» **Stated task**
Copy out the listing exactly.

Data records
****************

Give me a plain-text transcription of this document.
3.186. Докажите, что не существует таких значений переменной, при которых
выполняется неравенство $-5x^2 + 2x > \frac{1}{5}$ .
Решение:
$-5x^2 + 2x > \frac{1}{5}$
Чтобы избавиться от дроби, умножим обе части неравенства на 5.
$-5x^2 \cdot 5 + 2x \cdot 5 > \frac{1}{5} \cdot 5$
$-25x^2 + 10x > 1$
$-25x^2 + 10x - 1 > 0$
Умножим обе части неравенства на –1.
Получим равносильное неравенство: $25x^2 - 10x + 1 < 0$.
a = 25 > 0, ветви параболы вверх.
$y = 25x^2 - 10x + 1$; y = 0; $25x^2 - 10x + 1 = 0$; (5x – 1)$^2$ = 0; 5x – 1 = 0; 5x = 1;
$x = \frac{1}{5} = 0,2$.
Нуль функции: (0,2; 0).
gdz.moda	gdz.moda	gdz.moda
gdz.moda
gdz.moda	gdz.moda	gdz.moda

****************

» **Finished answer**
Give me a plain-text transcription of this document.
3.186. Докажите, что не существует таких значений переменной, при которых
выполняется неравенство $-5x^2 + 2x > \frac{1}{5}$ .
Решение:
$-5x^2 + 2x > \frac{1}{5}$
Чтобы избавиться от дроби, умножим обе части неравенства на 5.
$-5x^2 \cdot 5 + 2x \cdot 5 > \frac{1}{5} \cdot 5$
$-25x^2 + 10x > 1$
$-25x^2 + 10x - 1 > 0$
Умножим обе части неравенства на –1.
Получим равносильное неравенство: $25x^2 - 10x + 1 < 0$.
a = 25 > 0, ветви параболы вверх.
$y = 25x^2 - 10x + 1$; y = 0; $25x^2 - 10x + 1 = 0$; (5x – 1)$^2$ = 0; 5x – 1 = 0; 5x = 1;
$x = \frac{1}{5} = 0,2$.
Нуль функции: (0,2; 0).
gdz.moda	gdz.moda	gdz.moda
gdz.moda
gdz.moda	gdz.moda	gdz.moda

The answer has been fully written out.